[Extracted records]
** begin **

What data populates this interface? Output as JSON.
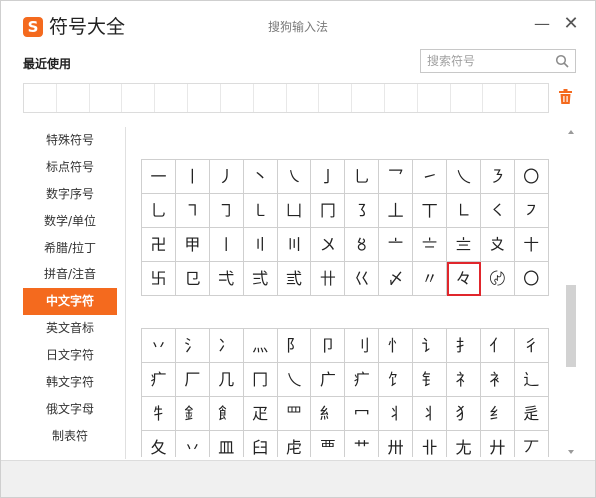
{
  "header": {
    "logo_glyph": "S",
    "app_title": "符号大全",
    "window_caption": "搜狗输入法",
    "minimize_glyph": "—",
    "close_glyph": "✕"
  },
  "recent": {
    "label": "最近使用",
    "cell_count": 16
  },
  "search": {
    "placeholder": "搜索符号",
    "value": ""
  },
  "sidebar": {
    "items": [
      {
        "label": "特殊符号",
        "active": false
      },
      {
        "label": "标点符号",
        "active": false
      },
      {
        "label": "数字序号",
        "active": false
      },
      {
        "label": "数学/单位",
        "active": false
      },
      {
        "label": "希腊/拉丁",
        "active": false
      },
      {
        "label": "拼音/注音",
        "active": false
      },
      {
        "label": "中文字符",
        "active": true
      },
      {
        "label": "英文音标",
        "active": false
      },
      {
        "label": "日文字符",
        "active": false
      },
      {
        "label": "韩文字符",
        "active": false
      },
      {
        "label": "俄文字母",
        "active": false
      },
      {
        "label": "制表符",
        "active": false
      }
    ]
  },
  "grid1": {
    "chars": [
      "一",
      "丨",
      "丿",
      "丶",
      "㇏",
      "亅",
      "乚",
      "乛",
      "㇀",
      "乀",
      "㇋",
      "〇",
      "乚",
      "㇕",
      "㇆",
      "㇄",
      "凵",
      "冂",
      "㇌",
      "丄",
      "丅",
      "㇗",
      "㇛",
      "㇇",
      "卍",
      "甲",
      "〡",
      "〢",
      "〣",
      "〤",
      "〥",
      "〦",
      "〧",
      "〨",
      "〩",
      "〸",
      "卐",
      "㔾",
      "弌",
      "弍",
      "弎",
      "卄",
      "巜",
      "〆",
      "〃",
      "々",
      "〄",
      "〇"
    ],
    "selected_index": 45
  },
  "grid2": {
    "chars": [
      "丷",
      "氵",
      "冫",
      "灬",
      "阝",
      "卩",
      "刂",
      "忄",
      "讠",
      "扌",
      "亻",
      "彳",
      "疒",
      "厂",
      "几",
      "冂",
      "乀",
      "广",
      "疒",
      "饣",
      "钅",
      "礻",
      "衤",
      "辶",
      "牜",
      "釒",
      "飠",
      "疋",
      "罒",
      "糹",
      "冖",
      "丬",
      "丬",
      "犭",
      "纟",
      "辵",
      "夂",
      "丷",
      "皿",
      "臼",
      "虍",
      "覀",
      "艹",
      "卅",
      "卝",
      "尢",
      "廾",
      "丆"
    ]
  },
  "scrollbar": {
    "position": 0.48
  }
}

** end **

• **TO DO**
Extract all the entries word for word; omit any pictures.

• **COMPLETED EXERCISE**
What data populates this interface? Output as JSON.
{
  "header": {
    "logo_glyph": "S",
    "app_title": "符号大全",
    "window_caption": "搜狗输入法",
    "minimize_glyph": "—",
    "close_glyph": "✕"
  },
  "recent": {
    "label": "最近使用",
    "cell_count": 16
  },
  "search": {
    "placeholder": "搜索符号",
    "value": ""
  },
  "sidebar": {
    "items": [
      {
        "label": "特殊符号",
        "active": false
      },
      {
        "label": "标点符号",
        "active": false
      },
      {
        "label": "数字序号",
        "active": false
      },
      {
        "label": "数学/单位",
        "active": false
      },
      {
        "label": "希腊/拉丁",
        "active": false
      },
      {
        "label": "拼音/注音",
        "active": false
      },
      {
        "label": "中文字符",
        "active": true
      },
      {
        "label": "英文音标",
        "active": false
      },
      {
        "label": "日文字符",
        "active": false
      },
      {
        "label": "韩文字符",
        "active": false
      },
      {
        "label": "俄文字母",
        "active": false
      },
      {
        "label": "制表符",
        "active": false
      }
    ]
  },
  "grid1": {
    "chars": [
      "一",
      "丨",
      "丿",
      "丶",
      "㇏",
      "亅",
      "乚",
      "乛",
      "㇀",
      "乀",
      "㇋",
      "〇",
      "乚",
      "㇕",
      "㇆",
      "㇄",
      "凵",
      "冂",
      "㇌",
      "丄",
      "丅",
      "㇗",
      "㇛",
      "㇇",
      "卍",
      "甲",
      "〡",
      "〢",
      "〣",
      "〤",
      "〥",
      "〦",
      "〧",
      "〨",
      "〩",
      "〸",
      "卐",
      "㔾",
      "弌",
      "弍",
      "弎",
      "卄",
      "巜",
      "〆",
      "〃",
      "々",
      "〄",
      "〇"
    ],
    "selected_index": 45
  },
  "grid2": {
    "chars": [
      "丷",
      "氵",
      "冫",
      "灬",
      "阝",
      "卩",
      "刂",
      "忄",
      "讠",
      "扌",
      "亻",
      "彳",
      "疒",
      "厂",
      "几",
      "冂",
      "乀",
      "广",
      "疒",
      "饣",
      "钅",
      "礻",
      "衤",
      "辶",
      "牜",
      "釒",
      "飠",
      "疋",
      "罒",
      "糹",
      "冖",
      "丬",
      "丬",
      "犭",
      "纟",
      "辵",
      "夂",
      "丷",
      "皿",
      "臼",
      "虍",
      "覀",
      "艹",
      "卅",
      "卝",
      "尢",
      "廾",
      "丆"
    ]
  },
  "scrollbar": {
    "position": 0.48
  }
}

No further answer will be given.